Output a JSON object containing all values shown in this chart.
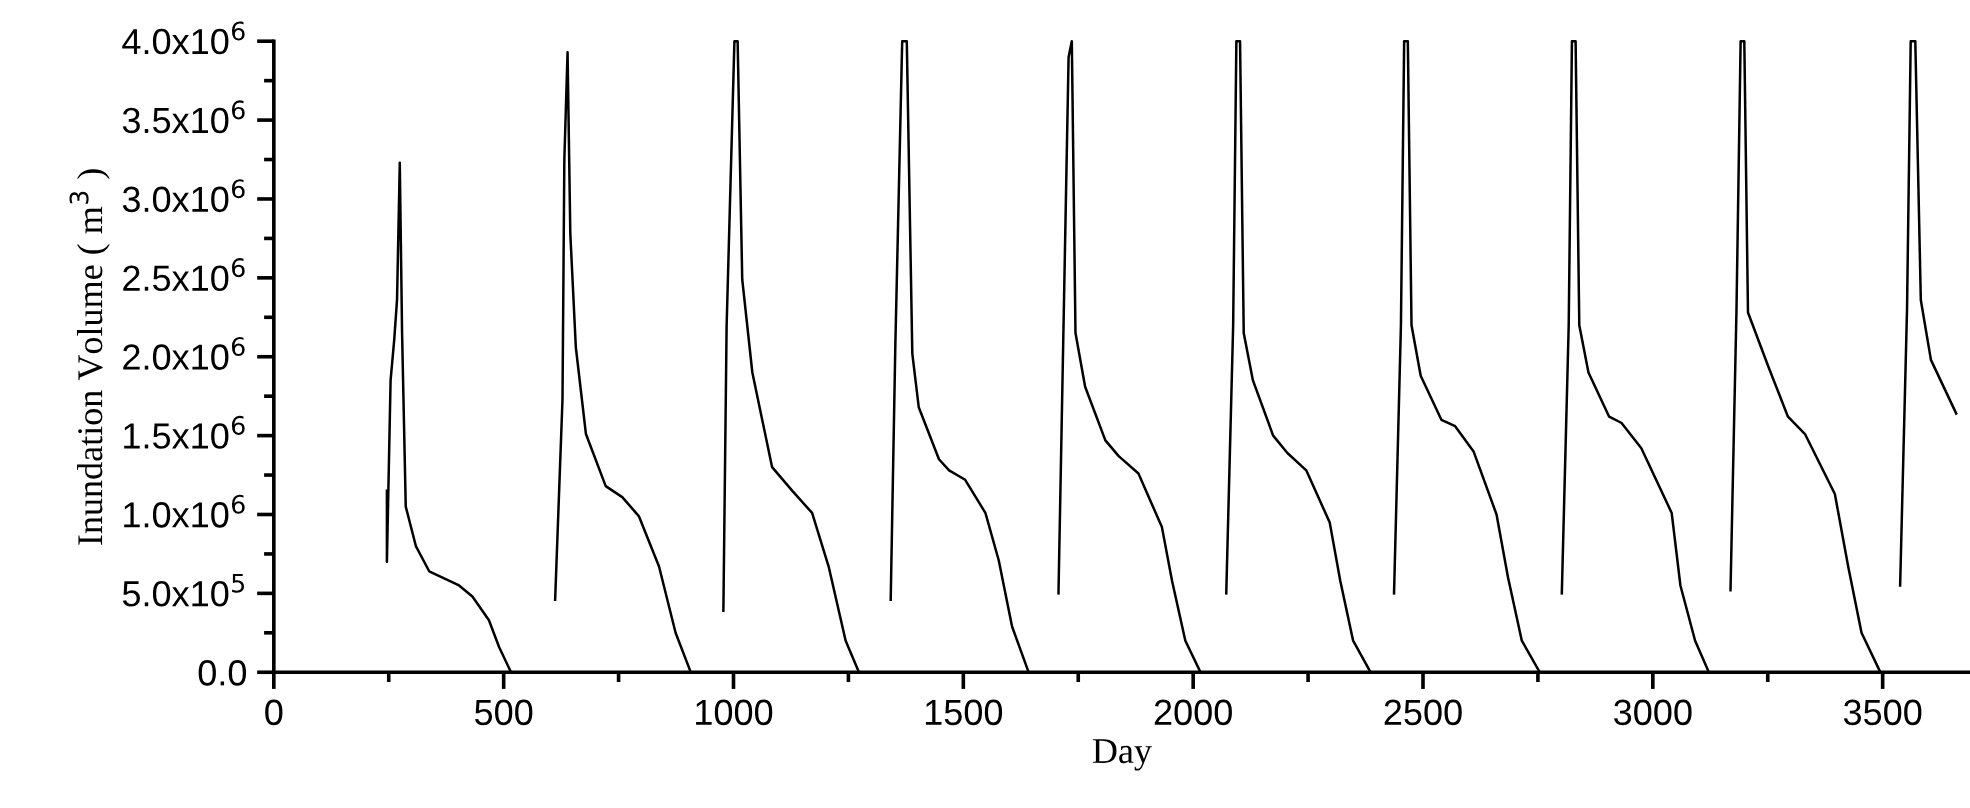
{
  "chart_data": {
    "type": "line",
    "xlabel": "Day",
    "ylabel": "Inundation Volume ( m$^{3}$ )",
    "xlim": [
      0,
      3690
    ],
    "ylim": [
      0,
      4000000
    ],
    "xticks": [
      0,
      {
        "value": 250,
        "label": null
      },
      500,
      {
        "value": 750,
        "label": null
      },
      1000,
      {
        "value": 1250,
        "label": null
      },
      1500,
      {
        "value": 1750,
        "label": null
      },
      2000,
      {
        "value": 2250,
        "label": null
      },
      2500,
      {
        "value": 2750,
        "label": null
      },
      3000,
      {
        "value": 3250,
        "label": null
      },
      3500
    ],
    "yticks": [
      {
        "value": 0,
        "label": "0.0"
      },
      {
        "value": 250000,
        "label": null
      },
      {
        "value": 500000,
        "label": "5.0x10$^{5}$"
      },
      {
        "value": 750000,
        "label": null
      },
      {
        "value": 1000000,
        "label": "1.0x10$^{6}$"
      },
      {
        "value": 1250000,
        "label": null
      },
      {
        "value": 1500000,
        "label": "1.5x10$^{6}$"
      },
      {
        "value": 1750000,
        "label": null
      },
      {
        "value": 2000000,
        "label": "2.0x10$^{6}$"
      },
      {
        "value": 2250000,
        "label": null
      },
      {
        "value": 2500000,
        "label": "2.5x10$^{6}$"
      },
      {
        "value": 2750000,
        "label": null
      },
      {
        "value": 3000000,
        "label": "3.0x10$^{6}$"
      },
      {
        "value": 3250000,
        "label": null
      },
      {
        "value": 3500000,
        "label": "3.5x10$^{6}$"
      },
      {
        "value": 3750000,
        "label": null
      },
      {
        "value": 4000000,
        "label": "4.0x10$^{6}$"
      }
    ],
    "grid": false,
    "marker": "none",
    "line_style": "solid",
    "series": [
      {
        "color": "#000000",
        "x": [
          246,
          246,
          254,
          262,
          268,
          274,
          279,
          287,
          309,
          338,
          403,
          432,
          468,
          490,
          516
        ],
        "values": [
          1150000,
          700000,
          1850000,
          2110000,
          2360000,
          3230000,
          2150000,
          1050000,
          800000,
          640000,
          550000,
          480000,
          330000,
          160000,
          0
        ]
      },
      {
        "color": "#000000",
        "x": [
          612,
          628,
          632,
          639,
          645,
          657,
          679,
          722,
          758,
          794,
          838,
          874,
          907
        ],
        "values": [
          460000,
          1730000,
          3250000,
          3930000,
          2780000,
          2060000,
          1510000,
          1180000,
          1110000,
          990000,
          670000,
          250000,
          0
        ]
      },
      {
        "color": "#000000",
        "x": [
          978,
          985,
          1002,
          1009,
          1019,
          1041,
          1084,
          1128,
          1171,
          1207,
          1244,
          1273
        ],
        "values": [
          390000,
          2190000,
          4000000,
          4000000,
          2490000,
          1900000,
          1300000,
          1150000,
          1010000,
          670000,
          200000,
          0
        ]
      },
      {
        "color": "#000000",
        "x": [
          1342,
          1352,
          1367,
          1377,
          1389,
          1403,
          1447,
          1469,
          1504,
          1548,
          1577,
          1606,
          1642
        ],
        "values": [
          460000,
          2060000,
          4000000,
          4000000,
          2020000,
          1680000,
          1350000,
          1280000,
          1220000,
          1010000,
          710000,
          290000,
          0
        ]
      },
      {
        "color": "#000000",
        "x": [
          1707,
          1729,
          1736,
          1744,
          1765,
          1809,
          1838,
          1881,
          1932,
          1954,
          1983,
          2016
        ],
        "values": [
          500000,
          3900000,
          4000000,
          2150000,
          1810000,
          1470000,
          1370000,
          1260000,
          920000,
          580000,
          200000,
          0
        ]
      },
      {
        "color": "#000000",
        "x": [
          2072,
          2087,
          2094,
          2102,
          2110,
          2130,
          2174,
          2205,
          2246,
          2297,
          2320,
          2348,
          2386
        ],
        "values": [
          500000,
          2200000,
          4000000,
          4000000,
          2150000,
          1850000,
          1500000,
          1390000,
          1280000,
          950000,
          580000,
          200000,
          0
        ]
      },
      {
        "color": "#000000",
        "x": [
          2437,
          2452,
          2459,
          2467,
          2475,
          2495,
          2540,
          2570,
          2610,
          2660,
          2685,
          2715,
          2754
        ],
        "values": [
          500000,
          2200000,
          4000000,
          4000000,
          2200000,
          1880000,
          1600000,
          1560000,
          1400000,
          1000000,
          600000,
          200000,
          0
        ]
      },
      {
        "color": "#000000",
        "x": [
          2802,
          2817,
          2824,
          2832,
          2840,
          2860,
          2905,
          2932,
          2975,
          3041,
          3060,
          3092,
          3122
        ],
        "values": [
          500000,
          2200000,
          4000000,
          4000000,
          2200000,
          1900000,
          1620000,
          1580000,
          1420000,
          1010000,
          550000,
          200000,
          0
        ]
      },
      {
        "color": "#000000",
        "x": [
          3169,
          3182,
          3191,
          3199,
          3207,
          3251,
          3294,
          3331,
          3396,
          3425,
          3454,
          3495
        ],
        "values": [
          520000,
          2300000,
          4000000,
          4000000,
          2280000,
          1940000,
          1620000,
          1510000,
          1130000,
          670000,
          250000,
          0
        ]
      },
      {
        "color": "#000000",
        "x": [
          3538,
          3553,
          3561,
          3571,
          3583,
          3605,
          3660
        ],
        "values": [
          550000,
          2300000,
          4000000,
          4000000,
          2360000,
          1980000,
          1640000
        ]
      }
    ]
  }
}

★ ★ ★

* WRITTEN PROBLEM
The pictures should not appear in the copy; every other part of the records above must be returned exactly.

* THE SOLUTION
Output a JSON object containing all values shown in this chart.
{
  "chart_data": {
    "type": "line",
    "xlabel": "Day",
    "ylabel": "Inundation Volume ( m$^{3}$ )",
    "xlim": [
      0,
      3690
    ],
    "ylim": [
      0,
      4000000
    ],
    "xticks": [
      0,
      {
        "value": 250,
        "label": null
      },
      500,
      {
        "value": 750,
        "label": null
      },
      1000,
      {
        "value": 1250,
        "label": null
      },
      1500,
      {
        "value": 1750,
        "label": null
      },
      2000,
      {
        "value": 2250,
        "label": null
      },
      2500,
      {
        "value": 2750,
        "label": null
      },
      3000,
      {
        "value": 3250,
        "label": null
      },
      3500
    ],
    "yticks": [
      {
        "value": 0,
        "label": "0.0"
      },
      {
        "value": 250000,
        "label": null
      },
      {
        "value": 500000,
        "label": "5.0x10$^{5}$"
      },
      {
        "value": 750000,
        "label": null
      },
      {
        "value": 1000000,
        "label": "1.0x10$^{6}$"
      },
      {
        "value": 1250000,
        "label": null
      },
      {
        "value": 1500000,
        "label": "1.5x10$^{6}$"
      },
      {
        "value": 1750000,
        "label": null
      },
      {
        "value": 2000000,
        "label": "2.0x10$^{6}$"
      },
      {
        "value": 2250000,
        "label": null
      },
      {
        "value": 2500000,
        "label": "2.5x10$^{6}$"
      },
      {
        "value": 2750000,
        "label": null
      },
      {
        "value": 3000000,
        "label": "3.0x10$^{6}$"
      },
      {
        "value": 3250000,
        "label": null
      },
      {
        "value": 3500000,
        "label": "3.5x10$^{6}$"
      },
      {
        "value": 3750000,
        "label": null
      },
      {
        "value": 4000000,
        "label": "4.0x10$^{6}$"
      }
    ],
    "grid": false,
    "marker": "none",
    "line_style": "solid",
    "series": [
      {
        "color": "#000000",
        "x": [
          246,
          246,
          254,
          262,
          268,
          274,
          279,
          287,
          309,
          338,
          403,
          432,
          468,
          490,
          516
        ],
        "values": [
          1150000,
          700000,
          1850000,
          2110000,
          2360000,
          3230000,
          2150000,
          1050000,
          800000,
          640000,
          550000,
          480000,
          330000,
          160000,
          0
        ]
      },
      {
        "color": "#000000",
        "x": [
          612,
          628,
          632,
          639,
          645,
          657,
          679,
          722,
          758,
          794,
          838,
          874,
          907
        ],
        "values": [
          460000,
          1730000,
          3250000,
          3930000,
          2780000,
          2060000,
          1510000,
          1180000,
          1110000,
          990000,
          670000,
          250000,
          0
        ]
      },
      {
        "color": "#000000",
        "x": [
          978,
          985,
          1002,
          1009,
          1019,
          1041,
          1084,
          1128,
          1171,
          1207,
          1244,
          1273
        ],
        "values": [
          390000,
          2190000,
          4000000,
          4000000,
          2490000,
          1900000,
          1300000,
          1150000,
          1010000,
          670000,
          200000,
          0
        ]
      },
      {
        "color": "#000000",
        "x": [
          1342,
          1352,
          1367,
          1377,
          1389,
          1403,
          1447,
          1469,
          1504,
          1548,
          1577,
          1606,
          1642
        ],
        "values": [
          460000,
          2060000,
          4000000,
          4000000,
          2020000,
          1680000,
          1350000,
          1280000,
          1220000,
          1010000,
          710000,
          290000,
          0
        ]
      },
      {
        "color": "#000000",
        "x": [
          1707,
          1729,
          1736,
          1744,
          1765,
          1809,
          1838,
          1881,
          1932,
          1954,
          1983,
          2016
        ],
        "values": [
          500000,
          3900000,
          4000000,
          2150000,
          1810000,
          1470000,
          1370000,
          1260000,
          920000,
          580000,
          200000,
          0
        ]
      },
      {
        "color": "#000000",
        "x": [
          2072,
          2087,
          2094,
          2102,
          2110,
          2130,
          2174,
          2205,
          2246,
          2297,
          2320,
          2348,
          2386
        ],
        "values": [
          500000,
          2200000,
          4000000,
          4000000,
          2150000,
          1850000,
          1500000,
          1390000,
          1280000,
          950000,
          580000,
          200000,
          0
        ]
      },
      {
        "color": "#000000",
        "x": [
          2437,
          2452,
          2459,
          2467,
          2475,
          2495,
          2540,
          2570,
          2610,
          2660,
          2685,
          2715,
          2754
        ],
        "values": [
          500000,
          2200000,
          4000000,
          4000000,
          2200000,
          1880000,
          1600000,
          1560000,
          1400000,
          1000000,
          600000,
          200000,
          0
        ]
      },
      {
        "color": "#000000",
        "x": [
          2802,
          2817,
          2824,
          2832,
          2840,
          2860,
          2905,
          2932,
          2975,
          3041,
          3060,
          3092,
          3122
        ],
        "values": [
          500000,
          2200000,
          4000000,
          4000000,
          2200000,
          1900000,
          1620000,
          1580000,
          1420000,
          1010000,
          550000,
          200000,
          0
        ]
      },
      {
        "color": "#000000",
        "x": [
          3169,
          3182,
          3191,
          3199,
          3207,
          3251,
          3294,
          3331,
          3396,
          3425,
          3454,
          3495
        ],
        "values": [
          520000,
          2300000,
          4000000,
          4000000,
          2280000,
          1940000,
          1620000,
          1510000,
          1130000,
          670000,
          250000,
          0
        ]
      },
      {
        "color": "#000000",
        "x": [
          3538,
          3553,
          3561,
          3571,
          3583,
          3605,
          3660
        ],
        "values": [
          550000,
          2300000,
          4000000,
          4000000,
          2360000,
          1980000,
          1640000
        ]
      }
    ]
  }
}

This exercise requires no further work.